Problem description = State how many lines include "teams", giving the number by itself.

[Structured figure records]
◇ ◇ ◇

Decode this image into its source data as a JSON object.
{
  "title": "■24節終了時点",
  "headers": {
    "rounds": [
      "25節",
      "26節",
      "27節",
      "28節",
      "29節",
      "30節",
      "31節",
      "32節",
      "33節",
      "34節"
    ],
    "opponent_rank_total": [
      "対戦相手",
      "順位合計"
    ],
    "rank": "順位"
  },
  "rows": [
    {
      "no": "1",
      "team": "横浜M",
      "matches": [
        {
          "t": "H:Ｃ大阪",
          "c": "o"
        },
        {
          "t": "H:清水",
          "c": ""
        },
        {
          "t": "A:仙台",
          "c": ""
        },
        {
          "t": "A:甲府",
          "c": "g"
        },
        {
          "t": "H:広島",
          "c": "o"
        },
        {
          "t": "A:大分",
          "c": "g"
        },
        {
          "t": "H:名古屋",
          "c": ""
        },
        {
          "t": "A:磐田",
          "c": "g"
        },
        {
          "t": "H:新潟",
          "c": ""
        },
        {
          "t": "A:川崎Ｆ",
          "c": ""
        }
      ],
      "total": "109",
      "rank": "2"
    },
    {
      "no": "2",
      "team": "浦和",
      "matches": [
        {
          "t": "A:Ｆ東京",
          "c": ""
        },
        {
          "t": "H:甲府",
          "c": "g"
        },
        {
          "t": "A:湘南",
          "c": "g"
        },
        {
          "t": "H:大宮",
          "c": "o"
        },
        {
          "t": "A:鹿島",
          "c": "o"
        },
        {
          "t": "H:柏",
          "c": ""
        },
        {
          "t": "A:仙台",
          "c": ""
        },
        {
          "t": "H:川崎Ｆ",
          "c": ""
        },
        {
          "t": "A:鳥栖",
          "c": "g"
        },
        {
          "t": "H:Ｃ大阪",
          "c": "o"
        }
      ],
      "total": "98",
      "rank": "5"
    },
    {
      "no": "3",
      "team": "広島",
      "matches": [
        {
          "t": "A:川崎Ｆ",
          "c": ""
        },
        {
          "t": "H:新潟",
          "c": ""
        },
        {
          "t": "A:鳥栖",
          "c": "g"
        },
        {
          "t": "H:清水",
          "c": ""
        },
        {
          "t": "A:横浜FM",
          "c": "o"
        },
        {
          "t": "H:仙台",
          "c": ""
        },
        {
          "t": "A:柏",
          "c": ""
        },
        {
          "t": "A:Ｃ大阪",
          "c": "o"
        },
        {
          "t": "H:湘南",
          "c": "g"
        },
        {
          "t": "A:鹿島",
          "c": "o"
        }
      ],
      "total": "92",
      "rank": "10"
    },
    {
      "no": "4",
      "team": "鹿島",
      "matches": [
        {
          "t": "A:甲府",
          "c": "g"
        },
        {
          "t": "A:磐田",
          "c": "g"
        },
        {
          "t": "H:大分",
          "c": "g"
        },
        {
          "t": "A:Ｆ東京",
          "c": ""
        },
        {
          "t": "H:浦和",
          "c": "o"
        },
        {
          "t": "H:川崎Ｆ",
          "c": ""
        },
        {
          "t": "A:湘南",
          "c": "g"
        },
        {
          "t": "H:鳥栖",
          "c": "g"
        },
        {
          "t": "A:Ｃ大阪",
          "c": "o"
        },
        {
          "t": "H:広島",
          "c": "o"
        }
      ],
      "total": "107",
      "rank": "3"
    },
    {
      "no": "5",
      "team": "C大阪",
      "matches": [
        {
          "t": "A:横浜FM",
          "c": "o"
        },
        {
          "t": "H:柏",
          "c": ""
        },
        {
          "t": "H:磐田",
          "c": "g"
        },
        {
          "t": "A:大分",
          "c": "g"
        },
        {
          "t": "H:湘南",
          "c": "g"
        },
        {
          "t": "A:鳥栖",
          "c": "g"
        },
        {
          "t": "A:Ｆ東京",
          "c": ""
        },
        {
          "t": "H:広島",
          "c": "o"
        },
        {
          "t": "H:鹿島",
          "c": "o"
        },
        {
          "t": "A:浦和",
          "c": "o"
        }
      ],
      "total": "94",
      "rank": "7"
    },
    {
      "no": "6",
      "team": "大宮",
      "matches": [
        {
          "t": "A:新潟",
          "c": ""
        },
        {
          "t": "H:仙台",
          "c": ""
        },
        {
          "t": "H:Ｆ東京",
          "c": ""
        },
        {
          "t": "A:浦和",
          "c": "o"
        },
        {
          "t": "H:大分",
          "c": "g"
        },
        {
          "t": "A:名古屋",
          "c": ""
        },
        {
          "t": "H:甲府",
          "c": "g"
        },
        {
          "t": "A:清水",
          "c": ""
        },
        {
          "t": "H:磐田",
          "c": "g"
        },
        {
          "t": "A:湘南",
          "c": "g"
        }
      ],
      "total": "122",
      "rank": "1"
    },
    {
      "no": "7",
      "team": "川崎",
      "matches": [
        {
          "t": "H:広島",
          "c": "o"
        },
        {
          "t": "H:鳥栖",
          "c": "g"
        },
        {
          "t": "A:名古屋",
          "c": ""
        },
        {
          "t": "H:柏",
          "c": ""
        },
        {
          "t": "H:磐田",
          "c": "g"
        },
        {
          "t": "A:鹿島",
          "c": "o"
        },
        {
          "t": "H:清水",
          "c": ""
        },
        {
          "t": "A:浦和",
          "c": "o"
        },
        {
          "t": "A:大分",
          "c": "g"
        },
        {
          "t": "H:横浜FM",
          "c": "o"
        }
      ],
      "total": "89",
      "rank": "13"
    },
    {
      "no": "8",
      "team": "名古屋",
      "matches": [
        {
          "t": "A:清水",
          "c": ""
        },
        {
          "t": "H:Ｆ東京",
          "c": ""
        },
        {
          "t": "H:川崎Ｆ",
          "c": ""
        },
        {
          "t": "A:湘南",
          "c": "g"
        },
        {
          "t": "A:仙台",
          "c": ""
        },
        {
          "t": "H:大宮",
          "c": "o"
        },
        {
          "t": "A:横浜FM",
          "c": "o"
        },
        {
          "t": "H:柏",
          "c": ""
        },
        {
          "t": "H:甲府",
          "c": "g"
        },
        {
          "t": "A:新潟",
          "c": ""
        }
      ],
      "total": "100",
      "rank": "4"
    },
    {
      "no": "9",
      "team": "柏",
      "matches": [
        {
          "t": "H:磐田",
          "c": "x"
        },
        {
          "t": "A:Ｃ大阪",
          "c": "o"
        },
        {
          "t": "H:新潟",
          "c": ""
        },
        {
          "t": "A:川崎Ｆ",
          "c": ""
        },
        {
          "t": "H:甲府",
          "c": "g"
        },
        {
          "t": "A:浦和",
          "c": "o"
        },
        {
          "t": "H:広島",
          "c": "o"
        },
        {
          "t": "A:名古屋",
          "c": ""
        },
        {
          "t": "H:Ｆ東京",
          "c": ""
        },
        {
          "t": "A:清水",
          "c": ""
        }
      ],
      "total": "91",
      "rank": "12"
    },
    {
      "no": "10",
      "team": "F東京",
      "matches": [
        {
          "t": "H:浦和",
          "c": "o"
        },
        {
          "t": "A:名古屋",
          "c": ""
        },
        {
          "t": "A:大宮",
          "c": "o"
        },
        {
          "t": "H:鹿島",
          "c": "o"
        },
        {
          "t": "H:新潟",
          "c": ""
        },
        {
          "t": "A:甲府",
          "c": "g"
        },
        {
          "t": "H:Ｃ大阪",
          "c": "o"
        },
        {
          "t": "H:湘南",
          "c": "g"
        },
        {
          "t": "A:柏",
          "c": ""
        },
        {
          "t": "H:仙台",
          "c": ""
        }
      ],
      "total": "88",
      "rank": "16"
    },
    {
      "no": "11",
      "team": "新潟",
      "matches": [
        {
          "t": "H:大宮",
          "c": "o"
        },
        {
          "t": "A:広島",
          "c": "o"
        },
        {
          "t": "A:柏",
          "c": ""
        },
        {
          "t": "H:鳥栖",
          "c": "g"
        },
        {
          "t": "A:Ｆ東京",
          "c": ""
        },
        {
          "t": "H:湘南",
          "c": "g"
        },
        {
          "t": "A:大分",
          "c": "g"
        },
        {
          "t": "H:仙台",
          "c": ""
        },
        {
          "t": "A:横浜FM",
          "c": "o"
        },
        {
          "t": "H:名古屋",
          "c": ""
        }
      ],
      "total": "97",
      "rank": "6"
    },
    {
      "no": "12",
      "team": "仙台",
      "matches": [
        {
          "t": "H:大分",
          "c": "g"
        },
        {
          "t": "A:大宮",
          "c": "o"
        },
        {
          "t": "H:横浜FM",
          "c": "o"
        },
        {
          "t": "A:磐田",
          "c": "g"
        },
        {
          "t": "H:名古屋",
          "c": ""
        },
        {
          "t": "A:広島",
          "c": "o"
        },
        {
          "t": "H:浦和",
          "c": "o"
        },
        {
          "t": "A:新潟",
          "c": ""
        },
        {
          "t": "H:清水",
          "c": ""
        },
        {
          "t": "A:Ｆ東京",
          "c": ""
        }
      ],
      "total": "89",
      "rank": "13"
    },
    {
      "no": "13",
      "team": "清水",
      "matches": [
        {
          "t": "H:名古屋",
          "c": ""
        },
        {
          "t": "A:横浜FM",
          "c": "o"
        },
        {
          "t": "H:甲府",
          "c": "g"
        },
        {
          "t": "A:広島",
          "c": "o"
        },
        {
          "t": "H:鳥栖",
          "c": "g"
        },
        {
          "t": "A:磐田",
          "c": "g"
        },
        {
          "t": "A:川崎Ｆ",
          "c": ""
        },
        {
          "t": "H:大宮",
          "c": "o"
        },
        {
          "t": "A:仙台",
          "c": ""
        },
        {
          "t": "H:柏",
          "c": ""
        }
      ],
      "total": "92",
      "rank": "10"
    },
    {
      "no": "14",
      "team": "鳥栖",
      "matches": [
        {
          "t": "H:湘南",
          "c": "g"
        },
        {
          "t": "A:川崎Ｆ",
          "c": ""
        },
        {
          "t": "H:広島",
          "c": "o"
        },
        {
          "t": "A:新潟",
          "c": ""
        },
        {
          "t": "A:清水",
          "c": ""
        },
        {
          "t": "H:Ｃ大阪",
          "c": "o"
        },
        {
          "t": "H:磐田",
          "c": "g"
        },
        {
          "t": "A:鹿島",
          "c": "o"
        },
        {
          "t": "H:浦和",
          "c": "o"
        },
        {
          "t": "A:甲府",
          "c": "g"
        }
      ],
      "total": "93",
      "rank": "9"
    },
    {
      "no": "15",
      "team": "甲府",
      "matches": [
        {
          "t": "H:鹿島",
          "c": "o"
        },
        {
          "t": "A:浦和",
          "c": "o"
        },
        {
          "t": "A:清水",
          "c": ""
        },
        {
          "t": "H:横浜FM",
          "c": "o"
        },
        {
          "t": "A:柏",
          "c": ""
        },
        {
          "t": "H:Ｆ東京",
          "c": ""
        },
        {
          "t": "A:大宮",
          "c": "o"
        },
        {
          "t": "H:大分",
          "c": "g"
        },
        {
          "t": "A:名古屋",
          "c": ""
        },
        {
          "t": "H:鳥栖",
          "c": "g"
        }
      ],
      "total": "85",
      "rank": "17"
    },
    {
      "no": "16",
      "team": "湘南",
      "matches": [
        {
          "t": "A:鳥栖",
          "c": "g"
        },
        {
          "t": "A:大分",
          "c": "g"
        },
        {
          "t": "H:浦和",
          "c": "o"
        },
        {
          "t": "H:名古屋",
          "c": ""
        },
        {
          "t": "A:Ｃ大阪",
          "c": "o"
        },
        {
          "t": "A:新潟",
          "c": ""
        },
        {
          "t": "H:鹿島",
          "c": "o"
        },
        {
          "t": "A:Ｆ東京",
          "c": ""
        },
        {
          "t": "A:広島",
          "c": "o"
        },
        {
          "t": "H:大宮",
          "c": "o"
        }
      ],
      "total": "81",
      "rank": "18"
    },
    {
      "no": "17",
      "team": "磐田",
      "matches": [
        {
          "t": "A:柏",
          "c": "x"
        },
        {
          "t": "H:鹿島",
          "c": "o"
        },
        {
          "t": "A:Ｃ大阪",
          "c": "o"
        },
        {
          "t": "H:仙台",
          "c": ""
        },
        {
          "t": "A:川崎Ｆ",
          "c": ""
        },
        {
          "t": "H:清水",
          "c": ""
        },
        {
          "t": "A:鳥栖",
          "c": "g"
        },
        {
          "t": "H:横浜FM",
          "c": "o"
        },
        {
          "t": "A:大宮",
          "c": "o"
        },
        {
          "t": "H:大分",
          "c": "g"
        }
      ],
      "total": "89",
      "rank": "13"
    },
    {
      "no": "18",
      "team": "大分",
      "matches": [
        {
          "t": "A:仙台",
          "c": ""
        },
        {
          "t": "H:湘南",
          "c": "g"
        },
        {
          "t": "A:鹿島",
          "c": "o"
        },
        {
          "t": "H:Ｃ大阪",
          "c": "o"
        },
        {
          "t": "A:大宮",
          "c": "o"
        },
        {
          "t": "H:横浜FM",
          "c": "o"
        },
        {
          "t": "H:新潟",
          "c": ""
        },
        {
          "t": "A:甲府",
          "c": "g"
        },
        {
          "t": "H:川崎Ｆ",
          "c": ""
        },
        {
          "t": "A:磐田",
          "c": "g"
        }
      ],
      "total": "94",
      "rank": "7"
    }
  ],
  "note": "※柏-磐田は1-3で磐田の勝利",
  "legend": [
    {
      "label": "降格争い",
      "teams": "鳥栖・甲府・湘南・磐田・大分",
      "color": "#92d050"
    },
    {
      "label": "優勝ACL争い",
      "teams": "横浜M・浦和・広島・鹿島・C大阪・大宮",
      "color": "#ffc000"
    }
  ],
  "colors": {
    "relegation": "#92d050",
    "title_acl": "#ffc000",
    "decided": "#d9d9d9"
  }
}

◇ ◇ ◇

Result of the task = 2